§ **Stated task**
Type the records out again in full, exactly.

>> begin

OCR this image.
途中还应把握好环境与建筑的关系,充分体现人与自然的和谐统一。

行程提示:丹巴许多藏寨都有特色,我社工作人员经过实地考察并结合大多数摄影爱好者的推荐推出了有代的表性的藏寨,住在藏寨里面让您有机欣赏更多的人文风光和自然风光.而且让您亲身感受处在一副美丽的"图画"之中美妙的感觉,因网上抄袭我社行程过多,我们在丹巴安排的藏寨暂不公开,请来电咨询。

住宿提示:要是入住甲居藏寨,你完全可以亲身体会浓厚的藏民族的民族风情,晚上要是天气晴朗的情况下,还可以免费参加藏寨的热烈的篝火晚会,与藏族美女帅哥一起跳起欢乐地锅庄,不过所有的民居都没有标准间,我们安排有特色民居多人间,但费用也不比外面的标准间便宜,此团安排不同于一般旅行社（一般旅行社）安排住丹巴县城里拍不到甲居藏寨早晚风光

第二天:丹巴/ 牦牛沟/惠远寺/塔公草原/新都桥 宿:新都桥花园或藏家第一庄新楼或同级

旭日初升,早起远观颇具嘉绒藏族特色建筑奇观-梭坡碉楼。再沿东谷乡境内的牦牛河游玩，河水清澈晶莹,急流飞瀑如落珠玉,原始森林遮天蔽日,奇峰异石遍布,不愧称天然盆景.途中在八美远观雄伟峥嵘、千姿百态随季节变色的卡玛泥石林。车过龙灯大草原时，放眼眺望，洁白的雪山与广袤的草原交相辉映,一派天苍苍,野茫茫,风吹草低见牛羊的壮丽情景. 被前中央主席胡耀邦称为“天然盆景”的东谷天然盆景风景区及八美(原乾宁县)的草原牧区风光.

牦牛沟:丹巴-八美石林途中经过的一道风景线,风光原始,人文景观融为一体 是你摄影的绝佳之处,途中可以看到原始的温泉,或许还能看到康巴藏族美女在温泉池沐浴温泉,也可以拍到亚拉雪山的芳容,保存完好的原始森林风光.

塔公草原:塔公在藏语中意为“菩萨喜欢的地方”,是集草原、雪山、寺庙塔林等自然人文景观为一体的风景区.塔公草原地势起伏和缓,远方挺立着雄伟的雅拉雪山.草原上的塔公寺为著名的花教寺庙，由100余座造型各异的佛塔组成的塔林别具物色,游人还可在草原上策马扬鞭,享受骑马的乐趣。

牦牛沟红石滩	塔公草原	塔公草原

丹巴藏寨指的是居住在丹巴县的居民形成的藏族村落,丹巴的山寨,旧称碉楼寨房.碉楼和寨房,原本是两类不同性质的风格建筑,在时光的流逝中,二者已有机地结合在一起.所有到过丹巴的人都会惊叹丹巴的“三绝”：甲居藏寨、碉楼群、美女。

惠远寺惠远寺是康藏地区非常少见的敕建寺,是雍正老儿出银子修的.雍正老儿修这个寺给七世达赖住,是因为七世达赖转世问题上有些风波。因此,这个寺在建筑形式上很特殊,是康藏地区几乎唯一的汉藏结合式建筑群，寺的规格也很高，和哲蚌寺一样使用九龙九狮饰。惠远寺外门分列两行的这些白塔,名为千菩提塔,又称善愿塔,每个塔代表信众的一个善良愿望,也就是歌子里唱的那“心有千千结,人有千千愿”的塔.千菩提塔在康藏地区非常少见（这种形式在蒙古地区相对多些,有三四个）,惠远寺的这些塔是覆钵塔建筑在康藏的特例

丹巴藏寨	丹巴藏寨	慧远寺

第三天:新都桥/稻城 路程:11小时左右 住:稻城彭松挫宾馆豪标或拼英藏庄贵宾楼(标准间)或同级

>> end

§ **Full output**
OCR this image.
途中还应把握好环境与建筑的关系,充分体现人与自然的和谐统一。

行程提示:丹巴许多藏寨都有特色,我社工作人员经过实地考察并结合大多数摄影爱好者的推荐推出了有代的表性的藏寨,住在藏寨里面让您有机欣赏更多的人文风光和自然风光.而且让您亲身感受处在一副美丽的"图画"之中美妙的感觉,因网上抄袭我社行程过多,我们在丹巴安排的藏寨暂不公开,请来电咨询。

住宿提示:要是入住甲居藏寨,你完全可以亲身体会浓厚的藏民族的民族风情,晚上要是天气晴朗的情况下,还可以免费参加藏寨的热烈的篝火晚会,与藏族美女帅哥一起跳起欢乐地锅庄,不过所有的民居都没有标准间,我们安排有特色民居多人间,但费用也不比外面的标准间便宜,此团安排不同于一般旅行社（一般旅行社）安排住丹巴县城里拍不到甲居藏寨早晚风光

第二天:丹巴/ 牦牛沟/惠远寺/塔公草原/新都桥 宿:新都桥花园或藏家第一庄新楼或同级

旭日初升,早起远观颇具嘉绒藏族特色建筑奇观-梭坡碉楼。再沿东谷乡境内的牦牛河游玩，河水清澈晶莹,急流飞瀑如落珠玉,原始森林遮天蔽日,奇峰异石遍布,不愧称天然盆景.途中在八美远观雄伟峥嵘、千姿百态随季节变色的卡玛泥石林。车过龙灯大草原时，放眼眺望，洁白的雪山与广袤的草原交相辉映,一派天苍苍,野茫茫,风吹草低见牛羊的壮丽情景. 被前中央主席胡耀邦称为“天然盆景”的东谷天然盆景风景区及八美(原乾宁县)的草原牧区风光.

牦牛沟:丹巴-八美石林途中经过的一道风景线,风光原始,人文景观融为一体 是你摄影的绝佳之处,途中可以看到原始的温泉,或许还能看到康巴藏族美女在温泉池沐浴温泉,也可以拍到亚拉雪山的芳容,保存完好的原始森林风光.

塔公草原:塔公在藏语中意为“菩萨喜欢的地方”,是集草原、雪山、寺庙塔林等自然人文景观为一体的风景区.塔公草原地势起伏和缓,远方挺立着雄伟的雅拉雪山.草原上的塔公寺为著名的花教寺庙，由100余座造型各异的佛塔组成的塔林别具物色,游人还可在草原上策马扬鞭,享受骑马的乐趣。

牦牛沟红石滩	塔公草原	塔公草原

丹巴藏寨指的是居住在丹巴县的居民形成的藏族村落,丹巴的山寨,旧称碉楼寨房.碉楼和寨房,原本是两类不同性质的风格建筑,在时光的流逝中,二者已有机地结合在一起.所有到过丹巴的人都会惊叹丹巴的“三绝”：甲居藏寨、碉楼群、美女。

惠远寺惠远寺是康藏地区非常少见的敕建寺,是雍正老儿出银子修的.雍正老儿修这个寺给七世达赖住,是因为七世达赖转世问题上有些风波。因此,这个寺在建筑形式上很特殊,是康藏地区几乎唯一的汉藏结合式建筑群，寺的规格也很高，和哲蚌寺一样使用九龙九狮饰。惠远寺外门分列两行的这些白塔,名为千菩提塔,又称善愿塔,每个塔代表信众的一个善良愿望,也就是歌子里唱的那“心有千千结,人有千千愿”的塔.千菩提塔在康藏地区非常少见（这种形式在蒙古地区相对多些,有三四个）,惠远寺的这些塔是覆钵塔建筑在康藏的特例

丹巴藏寨	丹巴藏寨	慧远寺

第三天:新都桥/稻城 路程:11小时左右 住:稻城彭松挫宾馆豪标或拼英藏庄贵宾楼(标准间)或同级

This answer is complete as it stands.